* ORIENTAÇÕES DA TAREFA:
Transcreva na íntegra o texto abaixo sobre o trabalho do Hospital do Câncer com tumores de cabeça e pescoço.

* TRECHO FORNECIDO:
────────────────────

Tamanha deferência não se deu à toa. No Projeto Genoma do Câncer, graças ao esforço do grupo, o Brasil aparece como o país que contribuiu com o maior número de seqüências genéticas de tumores de cabeça e pescoço: cerca de 200 mil comparados a apenas 5 mil do segundo colocado, os EUA.
Na prática, isso quer dizer que o Hospital do Câncer detém a maioria das informações sobre tumores de cabeça e pescoço. Para o paciente, significa que a instituição está entre as mais habilitadas do mundo para tratar esta forma de câncer.
No ano passado, outra demonstração do reconhecimento pelo trabalho de qualidade desenvolvido no departamento dirigido por Kowalski: o Hospital do Câncer foi escolhido pelo National Câncer Institute, sediado nos Estados Unidos, para ser um dos centros mundiais de tratamento de câncer de boca.
Pesquisadores do Brasil decidirão em conjunto com cientistas de outros centros também selecionados - Holanda, Cingapura, Índia e Estados Unidos - linhas de pesquisa e opções terapêuticas disponíveis.

────────────────────

* TRECHOS DOS ITENS:

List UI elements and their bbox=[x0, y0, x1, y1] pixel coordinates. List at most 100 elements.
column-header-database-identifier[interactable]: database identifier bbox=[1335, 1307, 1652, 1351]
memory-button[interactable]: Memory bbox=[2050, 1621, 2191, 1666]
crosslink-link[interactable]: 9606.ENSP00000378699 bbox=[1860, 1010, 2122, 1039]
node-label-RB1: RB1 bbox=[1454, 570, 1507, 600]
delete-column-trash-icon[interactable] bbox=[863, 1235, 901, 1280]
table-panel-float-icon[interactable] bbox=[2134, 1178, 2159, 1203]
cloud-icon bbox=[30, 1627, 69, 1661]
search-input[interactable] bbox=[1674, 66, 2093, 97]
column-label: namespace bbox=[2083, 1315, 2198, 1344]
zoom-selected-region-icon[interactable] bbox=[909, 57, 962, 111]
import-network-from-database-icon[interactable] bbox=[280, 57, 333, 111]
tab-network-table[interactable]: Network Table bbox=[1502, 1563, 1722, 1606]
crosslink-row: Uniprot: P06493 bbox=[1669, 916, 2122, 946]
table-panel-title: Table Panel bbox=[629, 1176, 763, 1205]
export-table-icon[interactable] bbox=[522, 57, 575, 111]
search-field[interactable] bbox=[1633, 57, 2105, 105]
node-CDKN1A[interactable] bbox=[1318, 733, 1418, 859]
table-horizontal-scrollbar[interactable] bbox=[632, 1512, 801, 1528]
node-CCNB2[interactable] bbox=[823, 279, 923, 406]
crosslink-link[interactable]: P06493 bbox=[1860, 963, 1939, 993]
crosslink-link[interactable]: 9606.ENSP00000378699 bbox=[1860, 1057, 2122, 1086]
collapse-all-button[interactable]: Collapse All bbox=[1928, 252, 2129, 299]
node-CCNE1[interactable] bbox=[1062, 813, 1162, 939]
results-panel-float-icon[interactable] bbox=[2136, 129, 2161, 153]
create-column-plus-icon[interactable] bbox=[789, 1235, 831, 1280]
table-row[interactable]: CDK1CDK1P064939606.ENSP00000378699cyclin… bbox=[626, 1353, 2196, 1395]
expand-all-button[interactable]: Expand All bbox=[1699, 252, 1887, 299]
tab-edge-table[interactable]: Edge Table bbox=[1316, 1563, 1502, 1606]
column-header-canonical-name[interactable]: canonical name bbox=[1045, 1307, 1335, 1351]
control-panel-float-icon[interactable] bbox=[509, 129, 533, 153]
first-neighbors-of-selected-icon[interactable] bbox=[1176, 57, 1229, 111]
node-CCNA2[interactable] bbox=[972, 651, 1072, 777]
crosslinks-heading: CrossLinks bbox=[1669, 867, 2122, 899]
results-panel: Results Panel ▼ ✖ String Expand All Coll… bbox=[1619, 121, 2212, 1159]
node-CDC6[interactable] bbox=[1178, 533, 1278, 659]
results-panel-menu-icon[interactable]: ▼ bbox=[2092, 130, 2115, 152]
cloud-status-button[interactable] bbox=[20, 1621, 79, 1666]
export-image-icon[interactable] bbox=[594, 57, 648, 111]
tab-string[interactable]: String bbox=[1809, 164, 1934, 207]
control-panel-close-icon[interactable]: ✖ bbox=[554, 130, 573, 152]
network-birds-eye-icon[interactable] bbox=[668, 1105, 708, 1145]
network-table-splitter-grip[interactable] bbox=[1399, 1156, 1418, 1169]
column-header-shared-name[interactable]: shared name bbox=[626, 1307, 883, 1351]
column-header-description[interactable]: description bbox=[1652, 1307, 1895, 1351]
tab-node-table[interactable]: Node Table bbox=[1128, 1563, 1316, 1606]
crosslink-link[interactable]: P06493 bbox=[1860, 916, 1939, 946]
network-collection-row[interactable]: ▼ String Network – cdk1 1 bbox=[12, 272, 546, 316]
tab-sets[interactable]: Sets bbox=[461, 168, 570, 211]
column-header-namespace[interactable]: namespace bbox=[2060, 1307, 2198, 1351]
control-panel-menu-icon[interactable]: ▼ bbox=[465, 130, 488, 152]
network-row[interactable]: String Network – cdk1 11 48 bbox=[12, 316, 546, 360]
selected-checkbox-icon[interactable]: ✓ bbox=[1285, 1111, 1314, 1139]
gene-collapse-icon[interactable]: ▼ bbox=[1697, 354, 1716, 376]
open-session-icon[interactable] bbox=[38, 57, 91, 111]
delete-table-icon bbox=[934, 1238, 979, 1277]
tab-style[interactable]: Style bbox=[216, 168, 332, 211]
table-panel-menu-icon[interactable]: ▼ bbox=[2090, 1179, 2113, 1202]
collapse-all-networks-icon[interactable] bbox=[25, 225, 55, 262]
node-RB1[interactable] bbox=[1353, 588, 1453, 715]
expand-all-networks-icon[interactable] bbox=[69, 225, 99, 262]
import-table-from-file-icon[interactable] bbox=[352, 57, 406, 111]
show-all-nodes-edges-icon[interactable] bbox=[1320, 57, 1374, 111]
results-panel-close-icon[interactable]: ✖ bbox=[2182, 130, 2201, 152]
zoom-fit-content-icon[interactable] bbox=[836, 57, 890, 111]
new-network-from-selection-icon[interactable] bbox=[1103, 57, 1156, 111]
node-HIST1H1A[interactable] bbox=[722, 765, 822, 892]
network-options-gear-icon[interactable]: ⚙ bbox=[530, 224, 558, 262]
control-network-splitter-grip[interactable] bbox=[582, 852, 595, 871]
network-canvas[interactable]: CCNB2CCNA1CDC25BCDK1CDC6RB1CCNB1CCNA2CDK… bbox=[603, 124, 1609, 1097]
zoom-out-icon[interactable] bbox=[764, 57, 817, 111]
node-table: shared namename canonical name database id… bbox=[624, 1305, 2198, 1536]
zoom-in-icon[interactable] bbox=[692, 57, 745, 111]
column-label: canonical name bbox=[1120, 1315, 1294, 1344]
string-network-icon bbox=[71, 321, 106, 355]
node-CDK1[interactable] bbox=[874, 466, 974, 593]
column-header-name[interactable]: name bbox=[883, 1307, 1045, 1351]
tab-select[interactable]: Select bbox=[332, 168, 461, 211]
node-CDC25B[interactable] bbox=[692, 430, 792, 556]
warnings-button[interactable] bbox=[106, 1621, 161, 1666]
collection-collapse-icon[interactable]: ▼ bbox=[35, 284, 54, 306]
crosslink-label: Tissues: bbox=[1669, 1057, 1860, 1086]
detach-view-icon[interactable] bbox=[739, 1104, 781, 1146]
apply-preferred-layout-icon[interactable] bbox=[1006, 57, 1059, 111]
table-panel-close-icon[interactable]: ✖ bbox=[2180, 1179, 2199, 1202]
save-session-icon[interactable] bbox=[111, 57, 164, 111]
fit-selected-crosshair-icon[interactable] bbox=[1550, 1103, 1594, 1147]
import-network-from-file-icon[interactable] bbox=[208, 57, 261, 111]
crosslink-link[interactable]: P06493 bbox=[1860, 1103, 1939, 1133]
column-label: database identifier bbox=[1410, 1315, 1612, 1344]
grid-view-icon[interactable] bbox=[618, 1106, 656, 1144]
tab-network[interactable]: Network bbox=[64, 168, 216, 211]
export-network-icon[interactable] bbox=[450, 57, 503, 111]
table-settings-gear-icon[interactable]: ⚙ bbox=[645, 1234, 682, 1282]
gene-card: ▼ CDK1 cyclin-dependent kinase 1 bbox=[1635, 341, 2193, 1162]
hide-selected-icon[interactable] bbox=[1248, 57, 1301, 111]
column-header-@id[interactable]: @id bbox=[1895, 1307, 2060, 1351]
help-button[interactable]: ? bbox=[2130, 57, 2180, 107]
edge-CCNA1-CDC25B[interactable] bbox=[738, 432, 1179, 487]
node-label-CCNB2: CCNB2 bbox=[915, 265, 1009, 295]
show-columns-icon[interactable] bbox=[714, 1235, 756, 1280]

────────────────────

* RESULTADO DA TAREFA:
Tamanha deferência não se deu à toa. No Projeto Genoma do Câncer, graças ao esforço do grupo, o Brasil aparece como o país que contribuiu com o maior número de seqüências genéticas de tumores de cabeça e pescoço: cerca de 200 mil comparados a apenas 5 mil do segundo colocado, os EUA.
Na prática, isso quer dizer que o Hospital do Câncer detém a maioria das informações sobre tumores de cabeça e pescoço. Para o paciente, significa que a instituição está entre as mais habilitadas do mundo para tratar esta forma de câncer.
No ano passado, outra demonstração do reconhecimento pelo trabalho de qualidade desenvolvido no departamento dirigido por Kowalski: o Hospital do Câncer foi escolhido pelo National Câncer Institute, sediado nos Estados Unidos, para ser um dos centros mundiais de tratamento de câncer de boca.
Pesquisadores do Brasil decidirão em conjunto com cientistas de outros centros também selecionados - Holanda, Cingapura, Índia e Estados Unidos - linhas de pesquisa e opções terapêuticas disponíveis.